*OBJECTIVE*. Copy out every record below, word for word.
◇ ◇ ◇ ◇
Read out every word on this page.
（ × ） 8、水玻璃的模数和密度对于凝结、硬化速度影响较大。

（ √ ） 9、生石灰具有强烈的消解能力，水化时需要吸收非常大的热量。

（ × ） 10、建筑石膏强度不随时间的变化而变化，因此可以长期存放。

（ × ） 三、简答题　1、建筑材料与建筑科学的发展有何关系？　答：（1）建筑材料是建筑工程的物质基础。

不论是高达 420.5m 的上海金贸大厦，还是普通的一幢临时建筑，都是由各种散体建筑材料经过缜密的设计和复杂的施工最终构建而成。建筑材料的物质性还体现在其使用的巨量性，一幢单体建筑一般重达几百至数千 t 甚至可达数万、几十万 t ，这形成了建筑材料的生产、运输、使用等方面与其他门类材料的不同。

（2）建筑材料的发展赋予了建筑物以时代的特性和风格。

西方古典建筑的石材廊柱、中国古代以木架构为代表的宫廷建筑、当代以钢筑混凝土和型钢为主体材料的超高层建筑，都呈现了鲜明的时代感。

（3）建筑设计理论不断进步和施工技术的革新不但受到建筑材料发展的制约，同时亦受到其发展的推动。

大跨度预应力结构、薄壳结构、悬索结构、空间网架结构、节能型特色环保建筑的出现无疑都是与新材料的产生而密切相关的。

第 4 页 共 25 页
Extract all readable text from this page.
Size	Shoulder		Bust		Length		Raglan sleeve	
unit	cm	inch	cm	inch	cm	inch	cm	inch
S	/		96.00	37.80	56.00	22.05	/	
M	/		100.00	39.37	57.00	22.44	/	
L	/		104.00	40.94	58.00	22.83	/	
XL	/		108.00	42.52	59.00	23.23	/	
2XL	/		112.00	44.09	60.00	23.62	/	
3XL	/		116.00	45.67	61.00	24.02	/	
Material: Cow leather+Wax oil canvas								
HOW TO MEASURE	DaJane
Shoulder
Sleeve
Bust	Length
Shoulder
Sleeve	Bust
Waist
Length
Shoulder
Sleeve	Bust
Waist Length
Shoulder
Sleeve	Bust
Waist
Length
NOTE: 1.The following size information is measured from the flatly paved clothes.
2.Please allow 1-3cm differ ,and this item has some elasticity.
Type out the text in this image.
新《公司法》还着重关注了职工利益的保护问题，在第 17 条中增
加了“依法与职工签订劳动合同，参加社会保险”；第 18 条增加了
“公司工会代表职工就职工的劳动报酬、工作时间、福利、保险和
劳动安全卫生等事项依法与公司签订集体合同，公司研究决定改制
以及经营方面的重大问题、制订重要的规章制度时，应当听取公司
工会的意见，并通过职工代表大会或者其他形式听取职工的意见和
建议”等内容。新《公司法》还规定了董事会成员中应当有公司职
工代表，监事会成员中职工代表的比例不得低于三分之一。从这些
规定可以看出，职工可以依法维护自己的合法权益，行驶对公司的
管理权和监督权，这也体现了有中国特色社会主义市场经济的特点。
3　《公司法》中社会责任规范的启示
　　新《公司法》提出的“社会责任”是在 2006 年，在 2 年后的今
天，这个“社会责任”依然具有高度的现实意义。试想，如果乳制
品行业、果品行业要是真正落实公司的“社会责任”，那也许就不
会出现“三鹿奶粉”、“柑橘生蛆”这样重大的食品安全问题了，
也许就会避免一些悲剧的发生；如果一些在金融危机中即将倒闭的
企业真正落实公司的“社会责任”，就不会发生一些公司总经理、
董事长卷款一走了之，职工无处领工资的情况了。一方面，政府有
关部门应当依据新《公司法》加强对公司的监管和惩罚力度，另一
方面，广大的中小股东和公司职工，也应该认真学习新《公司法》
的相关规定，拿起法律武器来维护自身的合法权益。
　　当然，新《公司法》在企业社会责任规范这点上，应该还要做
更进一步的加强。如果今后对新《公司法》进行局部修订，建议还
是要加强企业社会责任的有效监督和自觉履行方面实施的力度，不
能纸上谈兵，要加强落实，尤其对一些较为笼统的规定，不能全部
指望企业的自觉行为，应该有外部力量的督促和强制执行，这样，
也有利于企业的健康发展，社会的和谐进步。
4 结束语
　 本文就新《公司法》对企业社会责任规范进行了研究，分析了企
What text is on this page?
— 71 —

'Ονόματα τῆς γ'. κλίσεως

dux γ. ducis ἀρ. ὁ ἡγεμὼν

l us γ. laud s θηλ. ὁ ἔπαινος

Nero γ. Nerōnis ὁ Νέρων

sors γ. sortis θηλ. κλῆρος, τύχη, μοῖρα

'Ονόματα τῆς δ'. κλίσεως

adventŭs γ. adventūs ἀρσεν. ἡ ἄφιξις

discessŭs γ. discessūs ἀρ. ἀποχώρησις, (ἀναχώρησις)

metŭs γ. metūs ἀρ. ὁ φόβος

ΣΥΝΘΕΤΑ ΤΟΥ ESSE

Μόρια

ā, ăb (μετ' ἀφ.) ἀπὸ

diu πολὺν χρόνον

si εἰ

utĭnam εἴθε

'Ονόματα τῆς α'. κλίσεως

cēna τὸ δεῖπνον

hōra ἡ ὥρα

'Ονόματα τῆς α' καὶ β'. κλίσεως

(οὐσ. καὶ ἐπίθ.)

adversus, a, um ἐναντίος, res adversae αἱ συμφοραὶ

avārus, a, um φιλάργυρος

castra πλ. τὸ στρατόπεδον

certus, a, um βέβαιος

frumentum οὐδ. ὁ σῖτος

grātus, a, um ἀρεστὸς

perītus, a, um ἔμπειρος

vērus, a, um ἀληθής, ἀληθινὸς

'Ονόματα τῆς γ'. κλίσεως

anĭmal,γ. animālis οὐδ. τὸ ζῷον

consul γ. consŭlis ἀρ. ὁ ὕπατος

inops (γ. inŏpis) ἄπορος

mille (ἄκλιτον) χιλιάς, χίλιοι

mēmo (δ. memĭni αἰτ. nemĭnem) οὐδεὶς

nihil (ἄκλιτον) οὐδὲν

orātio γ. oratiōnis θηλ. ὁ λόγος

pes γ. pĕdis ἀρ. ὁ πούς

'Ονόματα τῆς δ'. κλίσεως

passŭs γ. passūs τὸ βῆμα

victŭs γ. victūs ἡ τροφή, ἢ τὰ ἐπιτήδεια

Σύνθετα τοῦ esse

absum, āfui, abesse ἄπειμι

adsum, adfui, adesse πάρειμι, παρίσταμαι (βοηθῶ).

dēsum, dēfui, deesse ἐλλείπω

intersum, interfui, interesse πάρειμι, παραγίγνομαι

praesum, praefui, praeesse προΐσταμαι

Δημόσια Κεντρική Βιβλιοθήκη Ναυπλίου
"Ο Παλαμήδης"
◇ ◇ ◇ ◇
*THE ANSWER*.
Read out every word on this page.
（ × ） 8、水玻璃的模数和密度对于凝结、硬化速度影响较大。

（ √ ） 9、生石灰具有强烈的消解能力，水化时需要吸收非常大的热量。

（ × ） 10、建筑石膏强度不随时间的变化而变化，因此可以长期存放。

（ × ） 三、简答题　1、建筑材料与建筑科学的发展有何关系？　答：（1）建筑材料是建筑工程的物质基础。

不论是高达 420.5m 的上海金贸大厦，还是普通的一幢临时建筑，都是由各种散体建筑材料经过缜密的设计和复杂的施工最终构建而成。建筑材料的物质性还体现在其使用的巨量性，一幢单体建筑一般重达几百至数千 t 甚至可达数万、几十万 t ，这形成了建筑材料的生产、运输、使用等方面与其他门类材料的不同。

（2）建筑材料的发展赋予了建筑物以时代的特性和风格。

西方古典建筑的石材廊柱、中国古代以木架构为代表的宫廷建筑、当代以钢筑混凝土和型钢为主体材料的超高层建筑，都呈现了鲜明的时代感。

（3）建筑设计理论不断进步和施工技术的革新不但受到建筑材料发展的制约，同时亦受到其发展的推动。

大跨度预应力结构、薄壳结构、悬索结构、空间网架结构、节能型特色环保建筑的出现无疑都是与新材料的产生而密切相关的。

第 4 页 共 25 页
Extract all readable text from this page.
Size	Shoulder		Bust		Length		Raglan sleeve	
unit	cm	inch	cm	inch	cm	inch	cm	inch
S	/		96.00	37.80	56.00	22.05	/	
M	/		100.00	39.37	57.00	22.44	/	
L	/		104.00	40.94	58.00	22.83	/	
XL	/		108.00	42.52	59.00	23.23	/	
2XL	/		112.00	44.09	60.00	23.62	/	
3XL	/		116.00	45.67	61.00	24.02	/	
Material: Cow leather+Wax oil canvas								
HOW TO MEASURE	DaJane
Shoulder
Sleeve
Bust	Length
Shoulder
Sleeve	Bust
Waist
Length
Shoulder
Sleeve	Bust
Waist Length
Shoulder
Sleeve	Bust
Waist
Length
NOTE: 1.The following size information is measured from the flatly paved clothes.
2.Please allow 1-3cm differ ,and this item has some elasticity.
Type out the text in this image.
新《公司法》还着重关注了职工利益的保护问题，在第 17 条中增
加了“依法与职工签订劳动合同，参加社会保险”；第 18 条增加了
“公司工会代表职工就职工的劳动报酬、工作时间、福利、保险和
劳动安全卫生等事项依法与公司签订集体合同，公司研究决定改制
以及经营方面的重大问题、制订重要的规章制度时，应当听取公司
工会的意见，并通过职工代表大会或者其他形式听取职工的意见和
建议”等内容。新《公司法》还规定了董事会成员中应当有公司职
工代表，监事会成员中职工代表的比例不得低于三分之一。从这些
规定可以看出，职工可以依法维护自己的合法权益，行驶对公司的
管理权和监督权，这也体现了有中国特色社会主义市场经济的特点。
3　《公司法》中社会责任规范的启示
　　新《公司法》提出的“社会责任”是在 2006 年，在 2 年后的今
天，这个“社会责任”依然具有高度的现实意义。试想，如果乳制
品行业、果品行业要是真正落实公司的“社会责任”，那也许就不
会出现“三鹿奶粉”、“柑橘生蛆”这样重大的食品安全问题了，
也许就会避免一些悲剧的发生；如果一些在金融危机中即将倒闭的
企业真正落实公司的“社会责任”，就不会发生一些公司总经理、
董事长卷款一走了之，职工无处领工资的情况了。一方面，政府有
关部门应当依据新《公司法》加强对公司的监管和惩罚力度，另一
方面，广大的中小股东和公司职工，也应该认真学习新《公司法》
的相关规定，拿起法律武器来维护自身的合法权益。
　　当然，新《公司法》在企业社会责任规范这点上，应该还要做
更进一步的加强。如果今后对新《公司法》进行局部修订，建议还
是要加强企业社会责任的有效监督和自觉履行方面实施的力度，不
能纸上谈兵，要加强落实，尤其对一些较为笼统的规定，不能全部
指望企业的自觉行为，应该有外部力量的督促和强制执行，这样，
也有利于企业的健康发展，社会的和谐进步。
4 结束语
　 本文就新《公司法》对企业社会责任规范进行了研究，分析了企
What text is on this page?
— 71 —

'Ονόματα τῆς γ'. κλίσεως

dux γ. ducis ἀρ. ὁ ἡγεμὼν

l us γ. laud s θηλ. ὁ ἔπαινος

Nero γ. Nerōnis ὁ Νέρων

sors γ. sortis θηλ. κλῆρος, τύχη, μοῖρα

'Ονόματα τῆς δ'. κλίσεως

adventŭs γ. adventūs ἀρσεν. ἡ ἄφιξις

discessŭs γ. discessūs ἀρ. ἀποχώρησις, (ἀναχώρησις)

metŭs γ. metūs ἀρ. ὁ φόβος

ΣΥΝΘΕΤΑ ΤΟΥ ESSE

Μόρια

ā, ăb (μετ' ἀφ.) ἀπὸ

diu πολὺν χρόνον

si εἰ

utĭnam εἴθε

'Ονόματα τῆς α'. κλίσεως

cēna τὸ δεῖπνον

hōra ἡ ὥρα

'Ονόματα τῆς α' καὶ β'. κλίσεως

(οὐσ. καὶ ἐπίθ.)

adversus, a, um ἐναντίος, res adversae αἱ συμφοραὶ

avārus, a, um φιλάργυρος

castra πλ. τὸ στρατόπεδον

certus, a, um βέβαιος

frumentum οὐδ. ὁ σῖτος

grātus, a, um ἀρεστὸς

perītus, a, um ἔμπειρος

vērus, a, um ἀληθής, ἀληθινὸς

'Ονόματα τῆς γ'. κλίσεως

anĭmal,γ. animālis οὐδ. τὸ ζῷον

consul γ. consŭlis ἀρ. ὁ ὕπατος

inops (γ. inŏpis) ἄπορος

mille (ἄκλιτον) χιλιάς, χίλιοι

mēmo (δ. memĭni αἰτ. nemĭnem) οὐδεὶς

nihil (ἄκλιτον) οὐδὲν

orātio γ. oratiōnis θηλ. ὁ λόγος

pes γ. pĕdis ἀρ. ὁ πούς

'Ονόματα τῆς δ'. κλίσεως

passŭs γ. passūs τὸ βῆμα

victŭs γ. victūs ἡ τροφή, ἢ τὰ ἐπιτήδεια

Σύνθετα τοῦ esse

absum, āfui, abesse ἄπειμι

adsum, adfui, adesse πάρειμι, παρίσταμαι (βοηθῶ).

dēsum, dēfui, deesse ἐλλείπω

intersum, interfui, interesse πάρειμι, παραγίγνομαι

praesum, praefui, praeesse προΐσταμαι

Δημόσια Κεντρική Βιβλιοθήκη Ναυπλίου
"Ο Παλαμήδης"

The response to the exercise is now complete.